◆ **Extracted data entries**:
__________________________________________________
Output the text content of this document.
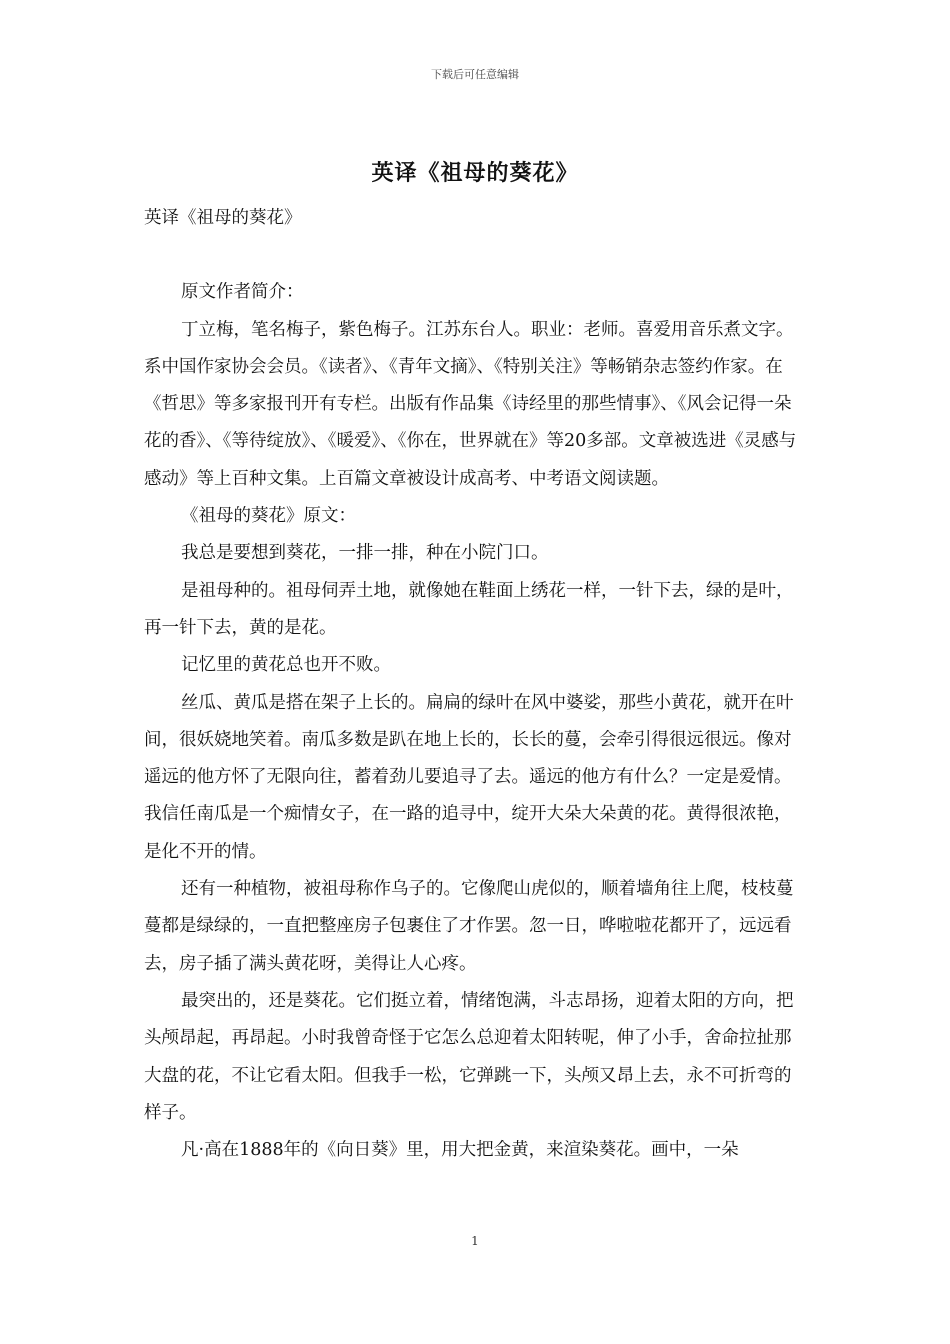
下载后可任意编辑
英译《祖母的葵花》

英译《祖母的葵花》

原文作者简介：

丁立梅，笔名梅子，紫色梅子。江苏东台人。职业：老师。喜爱用音乐煮文字。系中国作家协会会员。《读者》、《青年文摘》、《特别关注》等畅销杂志签约作家。在《哲思》等多家报刊开有专栏。出版有作品集《诗经里的那些情事》、《风会记得一朵花的香》、《等待绽放》、《暖爱》、《你在，世界就在》等20多部。文章被选进《灵感与感动》等上百种文集。上百篇文章被设计成高考、中考语文阅读题。

《祖母的葵花》原文：

我总是要想到葵花，一排一排，种在小院门口。

是祖母种的。祖母伺弄土地，就像她在鞋面上绣花一样，一针下去，绿的是叶，再一针下去，黄的是花。

记忆里的黄花总也开不败。

丝瓜、黄瓜是搭在架子上长的。扁扁的绿叶在风中婆娑，那些小黄花，就开在叶间，很妖娆地笑着。南瓜多数是趴在地上长的，长长的蔓，会牵引得很远很远。像对遥远的他方怀了无限向往，蓄着劲儿要追寻了去。遥远的他方有什么？一定是爱情。我信任南瓜是一个痴情女子，在一路的追寻中，绽开大朵大朵黄的花。黄得很浓艳，是化不开的情。

还有一种植物，被祖母称作乌子的。它像爬山虎似的，顺着墙角往上爬，枝枝蔓蔓都是绿绿的，一直把整座房子包裹住了才作罢。忽一日，哗啦啦花都开了，远远看去，房子插了满头黄花呀，美得让人心疼。

最突出的，还是葵花。它们挺立着，情绪饱满，斗志昂扬，迎着太阳的方向，把头颅昂起，再昂起。小时我曾奇怪于它怎么总迎着太阳转呢，伸了小手，舍命拉扯那大盘的花，不让它看太阳。但我手一松，它弹跳一下，头颅又昂上去，永不可折弯的样子。

凡·高在1888年的《向日葵》里，用大把金黄，来渲染葵花。画中，一朵

1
__________________________________________________
An exact transcription of all the entries is required, without the pictures.

Output the text content of this document.
下载后可任意编辑
英译《祖母的葵花》

英译《祖母的葵花》

原文作者简介：

丁立梅，笔名梅子，紫色梅子。江苏东台人。职业：老师。喜爱用音乐煮文字。系中国作家协会会员。《读者》、《青年文摘》、《特别关注》等畅销杂志签约作家。在《哲思》等多家报刊开有专栏。出版有作品集《诗经里的那些情事》、《风会记得一朵花的香》、《等待绽放》、《暖爱》、《你在，世界就在》等20多部。文章被选进《灵感与感动》等上百种文集。上百篇文章被设计成高考、中考语文阅读题。

《祖母的葵花》原文：

我总是要想到葵花，一排一排，种在小院门口。

是祖母种的。祖母伺弄土地，就像她在鞋面上绣花一样，一针下去，绿的是叶，再一针下去，黄的是花。

记忆里的黄花总也开不败。

丝瓜、黄瓜是搭在架子上长的。扁扁的绿叶在风中婆娑，那些小黄花，就开在叶间，很妖娆地笑着。南瓜多数是趴在地上长的，长长的蔓，会牵引得很远很远。像对遥远的他方怀了无限向往，蓄着劲儿要追寻了去。遥远的他方有什么？一定是爱情。我信任南瓜是一个痴情女子，在一路的追寻中，绽开大朵大朵黄的花。黄得很浓艳，是化不开的情。

还有一种植物，被祖母称作乌子的。它像爬山虎似的，顺着墙角往上爬，枝枝蔓蔓都是绿绿的，一直把整座房子包裹住了才作罢。忽一日，哗啦啦花都开了，远远看去，房子插了满头黄花呀，美得让人心疼。

最突出的，还是葵花。它们挺立着，情绪饱满，斗志昂扬，迎着太阳的方向，把头颅昂起，再昂起。小时我曾奇怪于它怎么总迎着太阳转呢，伸了小手，舍命拉扯那大盘的花，不让它看太阳。但我手一松，它弹跳一下，头颅又昂上去，永不可折弯的样子。

凡·高在1888年的《向日葵》里，用大把金黄，来渲染葵花。画中，一朵

1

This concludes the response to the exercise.